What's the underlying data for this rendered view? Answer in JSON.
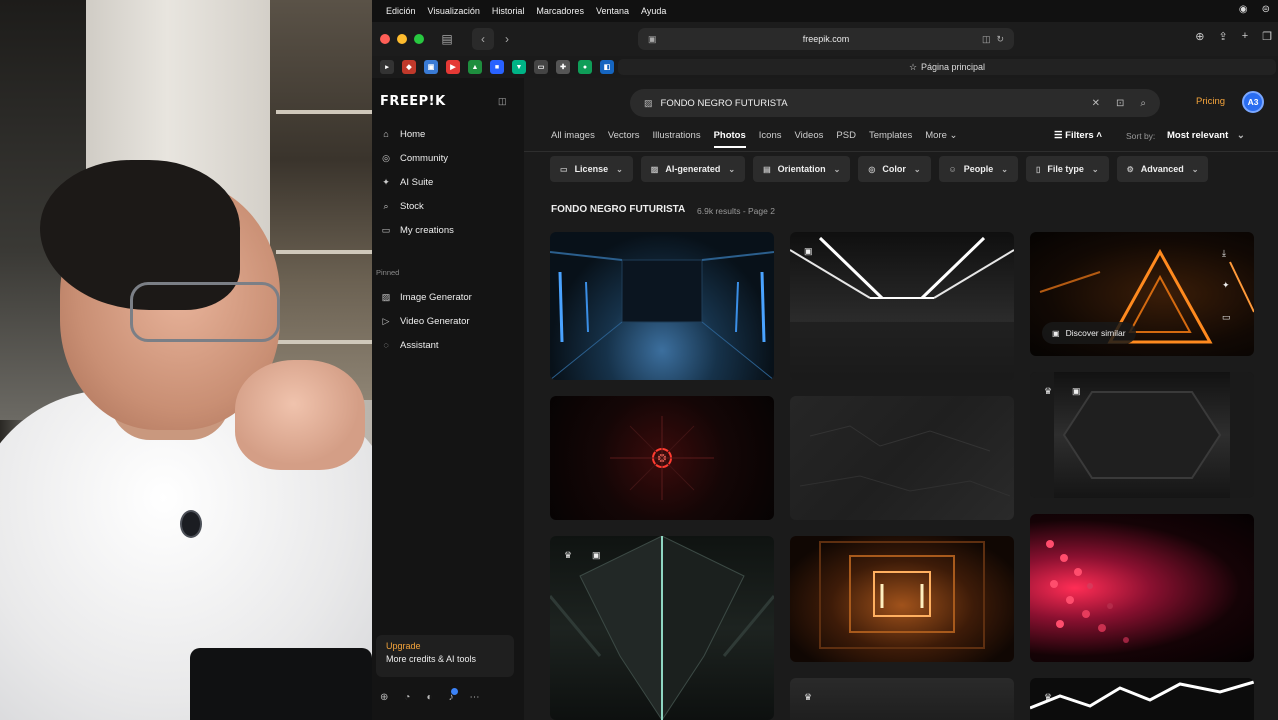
{
  "menubar": {
    "items": [
      "Edición",
      "Visualización",
      "Historial",
      "Marcadores",
      "Ventana",
      "Ayuda"
    ]
  },
  "browser": {
    "url": "freepik.com",
    "start_page": "Página principal",
    "traffic_colors": [
      "#ff5f57",
      "#febc2e",
      "#28c840"
    ]
  },
  "sidebar": {
    "logo": "FREEP!K",
    "nav": [
      {
        "label": "Home",
        "icon": "home-icon"
      },
      {
        "label": "Community",
        "icon": "community-icon"
      },
      {
        "label": "AI Suite",
        "icon": "sparkle-icon"
      },
      {
        "label": "Stock",
        "icon": "search-icon"
      },
      {
        "label": "My creations",
        "icon": "folder-icon"
      }
    ],
    "pinned_label": "Pinned",
    "pinned": [
      {
        "label": "Image Generator",
        "icon": "image-icon"
      },
      {
        "label": "Video Generator",
        "icon": "video-icon"
      },
      {
        "label": "Assistant",
        "icon": "assistant-icon"
      }
    ],
    "upgrade_title": "Upgrade",
    "upgrade_sub": "More credits & AI tools"
  },
  "header": {
    "search_value": "FONDO NEGRO FUTURISTA",
    "pricing": "Pricing",
    "avatar_initials": "A3",
    "accent": "#f3a33b"
  },
  "tabs": [
    "All images",
    "Vectors",
    "Illustrations",
    "Photos",
    "Icons",
    "Videos",
    "PSD",
    "Templates",
    "More"
  ],
  "active_tab": "Photos",
  "filters_label": "Filters",
  "sort": {
    "label": "Sort by:",
    "value": "Most relevant"
  },
  "chips": [
    "License",
    "AI-generated",
    "Orientation",
    "Color",
    "People",
    "File type",
    "Advanced"
  ],
  "results": {
    "title": "FONDO NEGRO FUTURISTA",
    "meta": "6.9k results - Page 2",
    "discover_label": "Discover similar"
  }
}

◆ Task details ◆
Reproduce each entry precisely. Leave the pictures out.

◆ Problem solution ◆
What's the underlying data for this rendered view? Answer in JSON.
{
  "menubar": {
    "items": [
      "Edición",
      "Visualización",
      "Historial",
      "Marcadores",
      "Ventana",
      "Ayuda"
    ]
  },
  "browser": {
    "url": "freepik.com",
    "start_page": "Página principal",
    "traffic_colors": [
      "#ff5f57",
      "#febc2e",
      "#28c840"
    ]
  },
  "sidebar": {
    "logo": "FREEP!K",
    "nav": [
      {
        "label": "Home",
        "icon": "home-icon"
      },
      {
        "label": "Community",
        "icon": "community-icon"
      },
      {
        "label": "AI Suite",
        "icon": "sparkle-icon"
      },
      {
        "label": "Stock",
        "icon": "search-icon"
      },
      {
        "label": "My creations",
        "icon": "folder-icon"
      }
    ],
    "pinned_label": "Pinned",
    "pinned": [
      {
        "label": "Image Generator",
        "icon": "image-icon"
      },
      {
        "label": "Video Generator",
        "icon": "video-icon"
      },
      {
        "label": "Assistant",
        "icon": "assistant-icon"
      }
    ],
    "upgrade_title": "Upgrade",
    "upgrade_sub": "More credits & AI tools"
  },
  "header": {
    "search_value": "FONDO NEGRO FUTURISTA",
    "pricing": "Pricing",
    "avatar_initials": "A3",
    "accent": "#f3a33b"
  },
  "tabs": [
    "All images",
    "Vectors",
    "Illustrations",
    "Photos",
    "Icons",
    "Videos",
    "PSD",
    "Templates",
    "More"
  ],
  "active_tab": "Photos",
  "filters_label": "Filters",
  "sort": {
    "label": "Sort by:",
    "value": "Most relevant"
  },
  "chips": [
    "License",
    "AI-generated",
    "Orientation",
    "Color",
    "People",
    "File type",
    "Advanced"
  ],
  "results": {
    "title": "FONDO NEGRO FUTURISTA",
    "meta": "6.9k results - Page 2",
    "discover_label": "Discover similar"
  }
}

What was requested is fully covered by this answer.